**WRITTEN EXERCISE:** Report the number of lines in these entries that contain "紫气东来". Write only the number.

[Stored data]
—————

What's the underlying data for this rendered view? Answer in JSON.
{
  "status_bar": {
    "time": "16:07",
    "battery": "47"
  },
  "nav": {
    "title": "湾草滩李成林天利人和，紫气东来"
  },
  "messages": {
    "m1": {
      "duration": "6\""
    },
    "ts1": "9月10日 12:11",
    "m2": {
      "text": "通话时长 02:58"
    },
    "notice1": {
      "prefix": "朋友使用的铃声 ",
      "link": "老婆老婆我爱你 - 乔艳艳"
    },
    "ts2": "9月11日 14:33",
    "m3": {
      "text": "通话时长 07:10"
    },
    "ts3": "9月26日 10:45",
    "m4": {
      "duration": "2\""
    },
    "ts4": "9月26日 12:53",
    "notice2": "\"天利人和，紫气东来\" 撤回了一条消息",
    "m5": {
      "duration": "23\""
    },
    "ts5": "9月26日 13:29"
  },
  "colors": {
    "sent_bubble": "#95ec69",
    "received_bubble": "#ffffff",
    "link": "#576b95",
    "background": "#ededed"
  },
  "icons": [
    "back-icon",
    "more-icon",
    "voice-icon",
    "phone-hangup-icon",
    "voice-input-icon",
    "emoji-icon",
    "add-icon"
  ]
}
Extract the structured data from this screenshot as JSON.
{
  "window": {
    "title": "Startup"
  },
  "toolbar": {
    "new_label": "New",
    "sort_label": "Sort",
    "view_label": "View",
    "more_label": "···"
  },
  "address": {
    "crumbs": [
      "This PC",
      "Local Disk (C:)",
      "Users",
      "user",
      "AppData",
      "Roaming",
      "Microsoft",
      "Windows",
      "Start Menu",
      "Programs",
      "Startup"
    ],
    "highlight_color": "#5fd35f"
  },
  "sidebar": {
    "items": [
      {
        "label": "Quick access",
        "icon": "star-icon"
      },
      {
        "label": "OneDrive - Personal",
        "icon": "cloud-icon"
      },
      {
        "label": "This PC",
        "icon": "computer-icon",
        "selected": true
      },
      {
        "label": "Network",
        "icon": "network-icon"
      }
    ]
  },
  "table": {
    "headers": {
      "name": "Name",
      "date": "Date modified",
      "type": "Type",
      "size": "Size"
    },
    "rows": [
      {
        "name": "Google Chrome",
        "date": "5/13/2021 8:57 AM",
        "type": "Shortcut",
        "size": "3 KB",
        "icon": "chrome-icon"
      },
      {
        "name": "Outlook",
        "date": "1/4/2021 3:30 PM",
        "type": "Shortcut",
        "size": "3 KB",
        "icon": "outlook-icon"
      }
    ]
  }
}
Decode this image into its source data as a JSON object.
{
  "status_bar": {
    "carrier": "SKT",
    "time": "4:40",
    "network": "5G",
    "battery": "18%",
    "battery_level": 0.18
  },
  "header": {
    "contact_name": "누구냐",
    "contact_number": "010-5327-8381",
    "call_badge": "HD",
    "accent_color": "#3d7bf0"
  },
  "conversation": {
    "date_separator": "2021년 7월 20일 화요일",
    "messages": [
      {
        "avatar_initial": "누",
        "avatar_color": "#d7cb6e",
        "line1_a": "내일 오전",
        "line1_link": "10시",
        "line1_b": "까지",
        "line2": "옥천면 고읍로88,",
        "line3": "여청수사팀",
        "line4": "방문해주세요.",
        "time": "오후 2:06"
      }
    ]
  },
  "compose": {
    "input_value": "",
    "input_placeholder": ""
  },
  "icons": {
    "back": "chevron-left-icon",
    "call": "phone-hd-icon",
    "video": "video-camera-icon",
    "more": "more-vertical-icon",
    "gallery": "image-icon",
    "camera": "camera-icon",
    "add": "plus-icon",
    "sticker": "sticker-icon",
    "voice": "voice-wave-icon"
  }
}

—————

**RESULT BELOW:** 2